## BEGIN Exercise inputs

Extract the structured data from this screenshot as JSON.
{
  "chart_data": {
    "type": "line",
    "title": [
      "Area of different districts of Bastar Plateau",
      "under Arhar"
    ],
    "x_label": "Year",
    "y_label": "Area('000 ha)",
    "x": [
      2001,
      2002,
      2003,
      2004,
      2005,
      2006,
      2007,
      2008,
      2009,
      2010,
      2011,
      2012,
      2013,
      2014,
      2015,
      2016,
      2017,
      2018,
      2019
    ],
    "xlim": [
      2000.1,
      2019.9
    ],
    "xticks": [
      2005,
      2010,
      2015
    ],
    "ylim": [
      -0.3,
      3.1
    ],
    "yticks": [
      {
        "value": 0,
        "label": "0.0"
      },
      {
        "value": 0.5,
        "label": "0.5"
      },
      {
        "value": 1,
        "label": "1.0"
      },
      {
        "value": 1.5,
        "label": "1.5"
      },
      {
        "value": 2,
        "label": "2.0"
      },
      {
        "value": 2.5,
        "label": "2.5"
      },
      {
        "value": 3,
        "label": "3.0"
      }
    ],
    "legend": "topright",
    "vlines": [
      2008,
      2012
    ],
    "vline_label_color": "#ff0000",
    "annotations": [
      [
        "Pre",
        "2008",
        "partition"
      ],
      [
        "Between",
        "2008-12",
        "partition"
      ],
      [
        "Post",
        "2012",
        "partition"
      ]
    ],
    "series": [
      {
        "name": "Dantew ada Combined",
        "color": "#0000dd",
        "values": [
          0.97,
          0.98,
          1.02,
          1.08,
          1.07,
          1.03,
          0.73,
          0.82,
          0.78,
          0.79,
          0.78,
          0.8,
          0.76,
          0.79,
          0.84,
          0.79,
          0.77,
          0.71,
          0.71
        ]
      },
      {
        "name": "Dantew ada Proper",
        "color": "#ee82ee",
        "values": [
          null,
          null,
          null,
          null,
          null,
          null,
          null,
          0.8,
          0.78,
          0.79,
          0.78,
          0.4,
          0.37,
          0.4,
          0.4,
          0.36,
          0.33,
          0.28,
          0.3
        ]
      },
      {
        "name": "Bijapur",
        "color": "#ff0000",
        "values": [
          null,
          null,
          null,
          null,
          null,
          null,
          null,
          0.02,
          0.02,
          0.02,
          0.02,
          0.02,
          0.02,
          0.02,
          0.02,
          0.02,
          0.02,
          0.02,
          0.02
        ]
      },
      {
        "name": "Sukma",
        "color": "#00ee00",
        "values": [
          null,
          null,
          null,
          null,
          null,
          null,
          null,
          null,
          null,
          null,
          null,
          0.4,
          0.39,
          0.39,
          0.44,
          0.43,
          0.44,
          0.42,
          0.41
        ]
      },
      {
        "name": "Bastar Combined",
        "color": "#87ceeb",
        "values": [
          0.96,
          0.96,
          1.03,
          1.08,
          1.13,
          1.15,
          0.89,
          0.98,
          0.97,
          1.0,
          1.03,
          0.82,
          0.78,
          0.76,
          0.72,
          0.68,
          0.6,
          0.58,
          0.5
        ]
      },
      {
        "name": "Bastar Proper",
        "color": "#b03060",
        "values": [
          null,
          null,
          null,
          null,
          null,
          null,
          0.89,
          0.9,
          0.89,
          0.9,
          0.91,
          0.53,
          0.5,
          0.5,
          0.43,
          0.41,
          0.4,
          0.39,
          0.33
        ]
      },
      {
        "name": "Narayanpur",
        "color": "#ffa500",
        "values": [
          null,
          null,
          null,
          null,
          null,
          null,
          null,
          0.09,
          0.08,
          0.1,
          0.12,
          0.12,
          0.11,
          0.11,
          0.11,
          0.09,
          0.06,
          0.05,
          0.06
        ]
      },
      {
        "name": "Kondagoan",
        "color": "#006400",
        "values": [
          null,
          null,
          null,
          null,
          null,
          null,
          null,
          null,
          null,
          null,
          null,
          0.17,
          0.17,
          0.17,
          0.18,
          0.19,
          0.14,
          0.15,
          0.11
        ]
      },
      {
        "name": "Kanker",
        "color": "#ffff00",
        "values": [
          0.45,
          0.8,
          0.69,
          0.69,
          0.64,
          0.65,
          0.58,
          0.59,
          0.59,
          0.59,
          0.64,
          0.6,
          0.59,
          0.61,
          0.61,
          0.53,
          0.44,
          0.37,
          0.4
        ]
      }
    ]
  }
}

## END Exercise inputs

## Your instructions
From the listing above, collect every line that mentions the word "Proper".

## Final result
        "name": "Dantew ada Proper",
        "name": "Bastar Proper",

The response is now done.